Output every line below exactly.

Start Available data

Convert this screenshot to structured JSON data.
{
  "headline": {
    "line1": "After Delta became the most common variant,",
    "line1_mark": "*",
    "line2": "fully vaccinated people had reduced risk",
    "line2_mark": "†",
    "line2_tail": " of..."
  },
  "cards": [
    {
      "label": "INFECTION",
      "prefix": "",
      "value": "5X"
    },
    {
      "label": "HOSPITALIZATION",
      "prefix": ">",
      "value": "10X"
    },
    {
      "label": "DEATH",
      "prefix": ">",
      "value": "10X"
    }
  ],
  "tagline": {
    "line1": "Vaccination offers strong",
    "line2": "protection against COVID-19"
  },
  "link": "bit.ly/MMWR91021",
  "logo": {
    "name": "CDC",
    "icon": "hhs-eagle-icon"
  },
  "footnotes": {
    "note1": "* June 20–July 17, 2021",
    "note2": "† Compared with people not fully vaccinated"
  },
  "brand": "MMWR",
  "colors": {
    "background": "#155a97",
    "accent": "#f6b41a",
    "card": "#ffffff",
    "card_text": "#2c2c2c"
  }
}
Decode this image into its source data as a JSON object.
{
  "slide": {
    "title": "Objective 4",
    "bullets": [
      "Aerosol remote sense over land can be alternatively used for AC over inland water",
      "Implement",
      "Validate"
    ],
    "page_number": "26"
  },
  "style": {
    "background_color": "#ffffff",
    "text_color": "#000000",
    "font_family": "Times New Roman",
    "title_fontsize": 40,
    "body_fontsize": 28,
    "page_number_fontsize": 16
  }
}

End Available data

-- Exercise output --
Convert this screenshot to structured JSON data.
{
  "headline": {
    "line1": "After Delta became the most common variant,",
    "line1_mark": "*",
    "line2": "fully vaccinated people had reduced risk",
    "line2_mark": "†",
    "line2_tail": " of..."
  },
  "cards": [
    {
      "label": "INFECTION",
      "prefix": "",
      "value": "5X"
    },
    {
      "label": "HOSPITALIZATION",
      "prefix": ">",
      "value": "10X"
    },
    {
      "label": "DEATH",
      "prefix": ">",
      "value": "10X"
    }
  ],
  "tagline": {
    "line1": "Vaccination offers strong",
    "line2": "protection against COVID-19"
  },
  "link": "bit.ly/MMWR91021",
  "logo": {
    "name": "CDC",
    "icon": "hhs-eagle-icon"
  },
  "footnotes": {
    "note1": "* June 20–July 17, 2021",
    "note2": "† Compared with people not fully vaccinated"
  },
  "brand": "MMWR",
  "colors": {
    "background": "#155a97",
    "accent": "#f6b41a",
    "card": "#ffffff",
    "card_text": "#2c2c2c"
  }
}
Decode this image into its source data as a JSON object.
{
  "slide": {
    "title": "Objective 4",
    "bullets": [
      "Aerosol remote sense over land can be alternatively used for AC over inland water",
      "Implement",
      "Validate"
    ],
    "page_number": "26"
  },
  "style": {
    "background_color": "#ffffff",
    "text_color": "#000000",
    "font_family": "Times New Roman",
    "title_fontsize": 40,
    "body_fontsize": 28,
    "page_number_fontsize": 16
  }
}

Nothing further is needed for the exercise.